--- start DATA LINES ---

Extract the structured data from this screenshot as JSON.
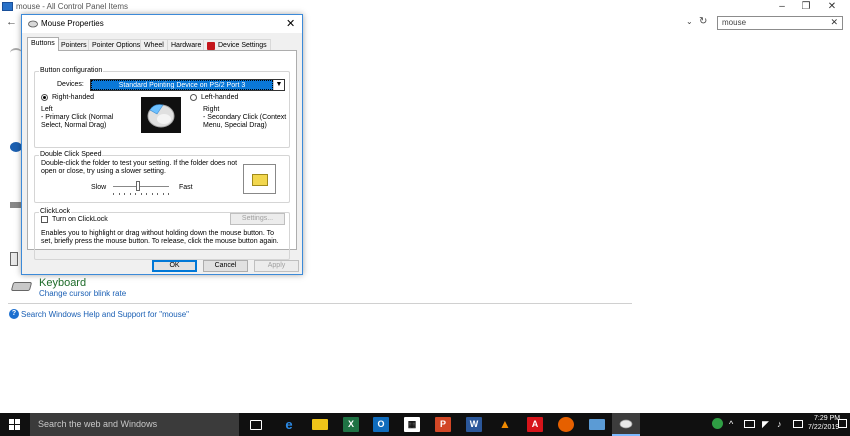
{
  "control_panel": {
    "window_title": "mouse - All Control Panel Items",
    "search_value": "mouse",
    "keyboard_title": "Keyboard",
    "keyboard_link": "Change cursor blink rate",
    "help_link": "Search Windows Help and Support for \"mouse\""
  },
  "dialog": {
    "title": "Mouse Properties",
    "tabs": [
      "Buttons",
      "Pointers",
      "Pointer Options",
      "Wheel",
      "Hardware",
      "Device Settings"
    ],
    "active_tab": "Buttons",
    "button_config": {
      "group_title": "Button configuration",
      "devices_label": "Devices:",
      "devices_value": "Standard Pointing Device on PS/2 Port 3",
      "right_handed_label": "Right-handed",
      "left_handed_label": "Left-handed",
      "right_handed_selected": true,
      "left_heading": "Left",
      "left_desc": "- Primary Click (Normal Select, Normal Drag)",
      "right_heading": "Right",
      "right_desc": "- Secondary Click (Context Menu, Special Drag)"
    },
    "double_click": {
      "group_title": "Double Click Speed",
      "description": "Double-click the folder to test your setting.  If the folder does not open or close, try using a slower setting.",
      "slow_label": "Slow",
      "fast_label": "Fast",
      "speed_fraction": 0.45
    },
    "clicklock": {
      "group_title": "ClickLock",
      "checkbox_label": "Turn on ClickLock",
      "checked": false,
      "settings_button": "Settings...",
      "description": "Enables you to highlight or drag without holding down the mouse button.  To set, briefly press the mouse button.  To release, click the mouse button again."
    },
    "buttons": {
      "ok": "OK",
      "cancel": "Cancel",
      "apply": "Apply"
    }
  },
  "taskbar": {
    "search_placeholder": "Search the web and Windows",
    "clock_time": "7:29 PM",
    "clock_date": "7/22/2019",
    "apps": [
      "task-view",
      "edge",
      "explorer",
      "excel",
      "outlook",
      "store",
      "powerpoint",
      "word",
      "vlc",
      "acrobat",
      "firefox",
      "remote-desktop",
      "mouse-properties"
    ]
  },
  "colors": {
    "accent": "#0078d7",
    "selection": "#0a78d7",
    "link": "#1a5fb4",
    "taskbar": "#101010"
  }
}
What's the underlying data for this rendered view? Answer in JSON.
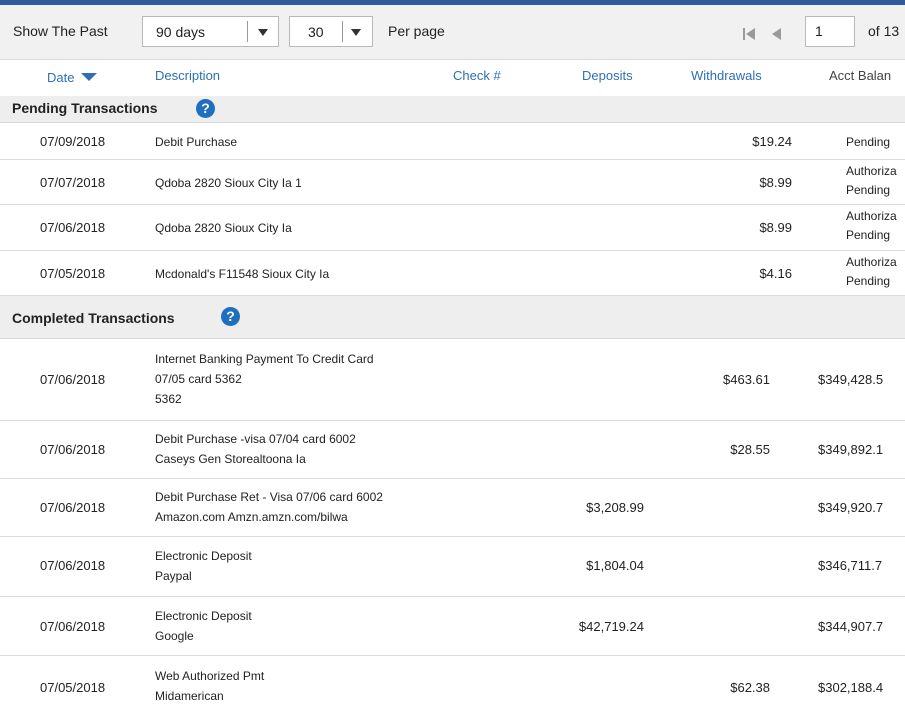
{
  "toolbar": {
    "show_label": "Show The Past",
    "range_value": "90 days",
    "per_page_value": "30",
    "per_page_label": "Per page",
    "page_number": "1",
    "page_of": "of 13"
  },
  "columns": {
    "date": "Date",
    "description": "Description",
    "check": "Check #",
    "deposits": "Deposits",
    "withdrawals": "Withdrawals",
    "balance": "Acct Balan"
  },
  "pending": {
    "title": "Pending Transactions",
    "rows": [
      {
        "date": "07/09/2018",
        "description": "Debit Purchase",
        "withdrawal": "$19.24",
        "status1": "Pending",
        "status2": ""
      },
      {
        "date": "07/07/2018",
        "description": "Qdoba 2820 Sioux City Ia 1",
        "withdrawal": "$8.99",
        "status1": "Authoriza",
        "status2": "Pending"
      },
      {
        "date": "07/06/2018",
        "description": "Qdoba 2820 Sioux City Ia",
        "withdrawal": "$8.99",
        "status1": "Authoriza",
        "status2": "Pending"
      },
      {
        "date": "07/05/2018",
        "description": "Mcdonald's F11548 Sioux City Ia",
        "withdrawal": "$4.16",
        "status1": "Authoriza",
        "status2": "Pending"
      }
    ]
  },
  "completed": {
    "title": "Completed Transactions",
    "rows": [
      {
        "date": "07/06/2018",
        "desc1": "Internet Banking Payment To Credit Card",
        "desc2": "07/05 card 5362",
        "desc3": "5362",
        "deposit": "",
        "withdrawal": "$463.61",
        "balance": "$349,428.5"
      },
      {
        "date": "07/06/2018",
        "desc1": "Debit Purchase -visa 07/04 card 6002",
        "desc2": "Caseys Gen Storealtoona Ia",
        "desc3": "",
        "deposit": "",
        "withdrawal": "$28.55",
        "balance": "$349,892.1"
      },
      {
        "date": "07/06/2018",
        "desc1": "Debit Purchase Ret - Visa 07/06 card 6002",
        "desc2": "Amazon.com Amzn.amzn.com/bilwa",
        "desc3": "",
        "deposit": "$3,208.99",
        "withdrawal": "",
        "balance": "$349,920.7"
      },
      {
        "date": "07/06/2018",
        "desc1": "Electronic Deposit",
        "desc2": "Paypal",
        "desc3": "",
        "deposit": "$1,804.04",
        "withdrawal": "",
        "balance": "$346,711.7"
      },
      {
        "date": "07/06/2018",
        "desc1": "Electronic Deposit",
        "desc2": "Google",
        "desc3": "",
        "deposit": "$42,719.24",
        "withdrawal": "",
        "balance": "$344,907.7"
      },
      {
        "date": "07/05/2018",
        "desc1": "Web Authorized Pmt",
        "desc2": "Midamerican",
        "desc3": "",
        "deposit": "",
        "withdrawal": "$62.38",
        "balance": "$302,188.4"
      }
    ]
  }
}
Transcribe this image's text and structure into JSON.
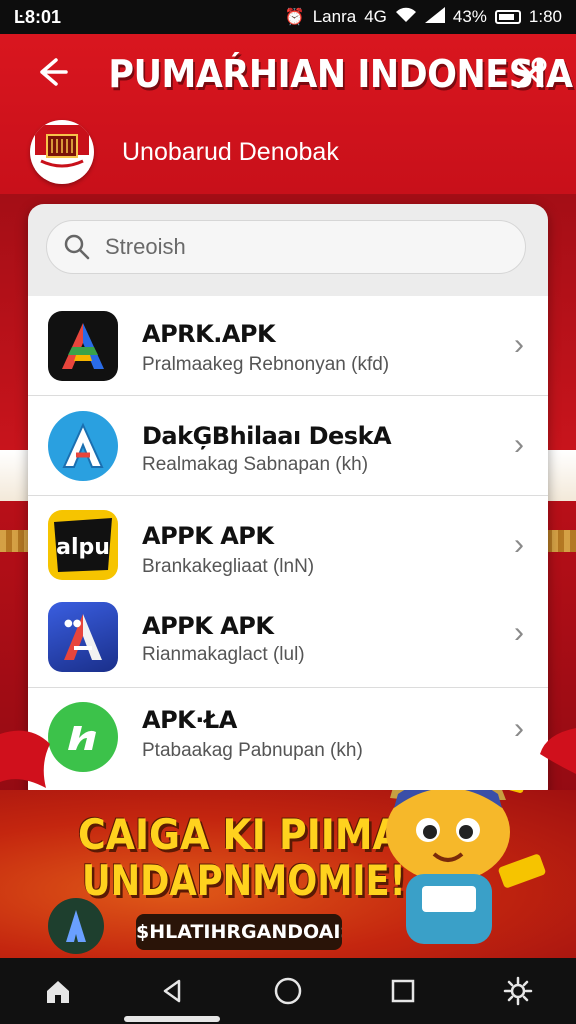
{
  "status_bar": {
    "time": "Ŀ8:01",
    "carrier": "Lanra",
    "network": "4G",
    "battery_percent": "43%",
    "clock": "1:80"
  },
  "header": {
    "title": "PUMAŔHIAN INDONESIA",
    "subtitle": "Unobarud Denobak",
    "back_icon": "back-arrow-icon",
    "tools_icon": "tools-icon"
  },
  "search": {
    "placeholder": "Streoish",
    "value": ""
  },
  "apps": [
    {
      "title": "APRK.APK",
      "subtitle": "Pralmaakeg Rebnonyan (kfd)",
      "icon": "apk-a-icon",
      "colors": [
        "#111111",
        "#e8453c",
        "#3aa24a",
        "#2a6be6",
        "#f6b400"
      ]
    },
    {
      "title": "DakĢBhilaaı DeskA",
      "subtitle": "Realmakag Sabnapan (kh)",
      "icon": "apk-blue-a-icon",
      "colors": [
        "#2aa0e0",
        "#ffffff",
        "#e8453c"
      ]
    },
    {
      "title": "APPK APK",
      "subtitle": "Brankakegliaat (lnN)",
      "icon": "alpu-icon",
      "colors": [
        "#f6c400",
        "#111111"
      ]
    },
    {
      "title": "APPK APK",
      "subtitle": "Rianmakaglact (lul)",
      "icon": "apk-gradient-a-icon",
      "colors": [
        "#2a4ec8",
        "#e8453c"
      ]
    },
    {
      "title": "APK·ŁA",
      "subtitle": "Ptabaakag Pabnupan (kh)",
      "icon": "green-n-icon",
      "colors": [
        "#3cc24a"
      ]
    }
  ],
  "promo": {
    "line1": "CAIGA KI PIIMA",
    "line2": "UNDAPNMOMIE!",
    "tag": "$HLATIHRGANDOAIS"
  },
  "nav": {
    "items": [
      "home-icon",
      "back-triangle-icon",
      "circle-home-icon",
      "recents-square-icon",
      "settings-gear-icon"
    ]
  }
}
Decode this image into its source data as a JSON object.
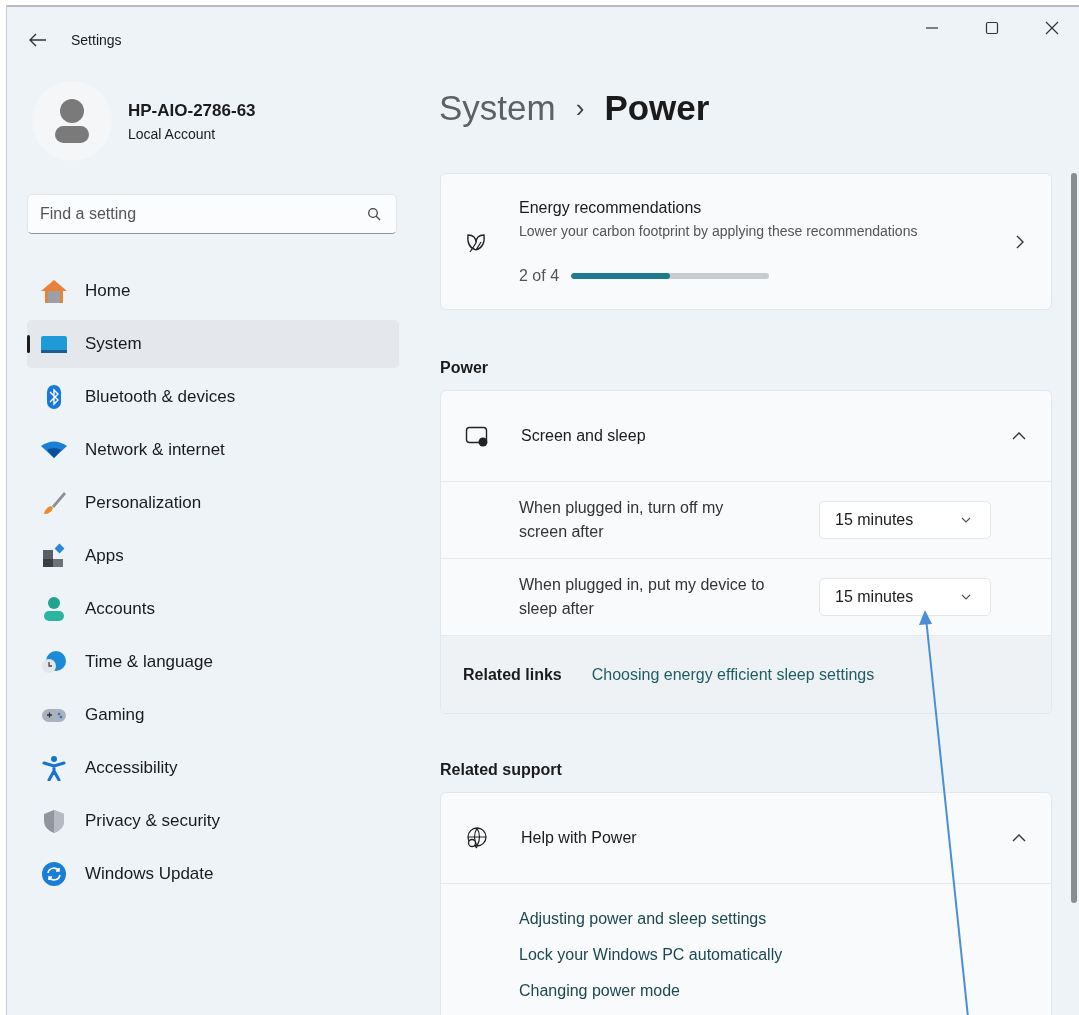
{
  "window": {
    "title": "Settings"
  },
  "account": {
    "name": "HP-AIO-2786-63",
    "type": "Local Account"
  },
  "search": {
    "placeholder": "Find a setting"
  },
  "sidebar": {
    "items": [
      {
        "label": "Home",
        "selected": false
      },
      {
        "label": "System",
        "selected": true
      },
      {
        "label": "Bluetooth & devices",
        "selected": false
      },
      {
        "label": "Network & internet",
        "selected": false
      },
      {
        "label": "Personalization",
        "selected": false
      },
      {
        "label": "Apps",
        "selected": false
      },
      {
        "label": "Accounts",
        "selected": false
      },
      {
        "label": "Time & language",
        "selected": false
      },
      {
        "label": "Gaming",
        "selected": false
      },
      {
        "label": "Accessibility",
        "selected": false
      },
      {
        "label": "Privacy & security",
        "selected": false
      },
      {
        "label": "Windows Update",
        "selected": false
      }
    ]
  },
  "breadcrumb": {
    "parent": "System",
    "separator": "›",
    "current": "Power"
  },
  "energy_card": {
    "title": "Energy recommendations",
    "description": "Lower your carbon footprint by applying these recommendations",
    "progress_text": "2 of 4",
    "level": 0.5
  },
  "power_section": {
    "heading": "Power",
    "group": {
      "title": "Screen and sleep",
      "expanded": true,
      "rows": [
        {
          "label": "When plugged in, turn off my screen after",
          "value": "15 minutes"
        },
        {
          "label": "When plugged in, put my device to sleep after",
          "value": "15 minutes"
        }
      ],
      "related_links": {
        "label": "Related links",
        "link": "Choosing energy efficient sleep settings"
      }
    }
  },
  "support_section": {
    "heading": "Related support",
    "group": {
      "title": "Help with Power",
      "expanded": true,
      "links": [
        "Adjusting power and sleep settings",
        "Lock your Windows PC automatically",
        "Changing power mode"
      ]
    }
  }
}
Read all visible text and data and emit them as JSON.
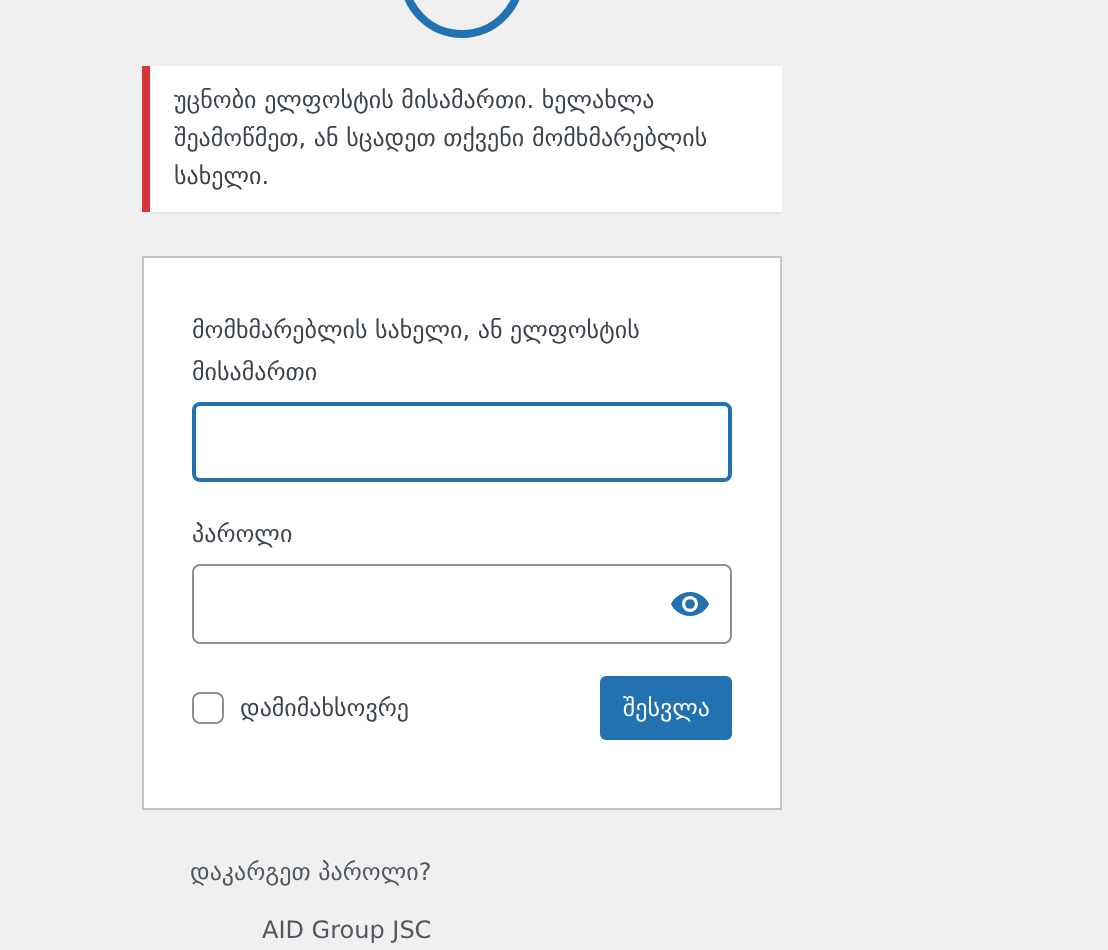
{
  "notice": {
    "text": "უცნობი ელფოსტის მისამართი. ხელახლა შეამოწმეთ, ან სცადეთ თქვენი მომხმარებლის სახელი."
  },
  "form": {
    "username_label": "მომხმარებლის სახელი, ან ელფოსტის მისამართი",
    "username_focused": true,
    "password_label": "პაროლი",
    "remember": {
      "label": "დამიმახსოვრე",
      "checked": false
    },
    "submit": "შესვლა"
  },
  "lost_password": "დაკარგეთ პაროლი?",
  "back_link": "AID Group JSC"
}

--- end DATA LINES ---

> [TASK DESCRIPTION]: Search the entries for "Help" and copy out each line that has it.

> [RESPONSE]:
    "help_link": "Search Windows Help and Support for \"mouse\""
      "title": "Help with Power",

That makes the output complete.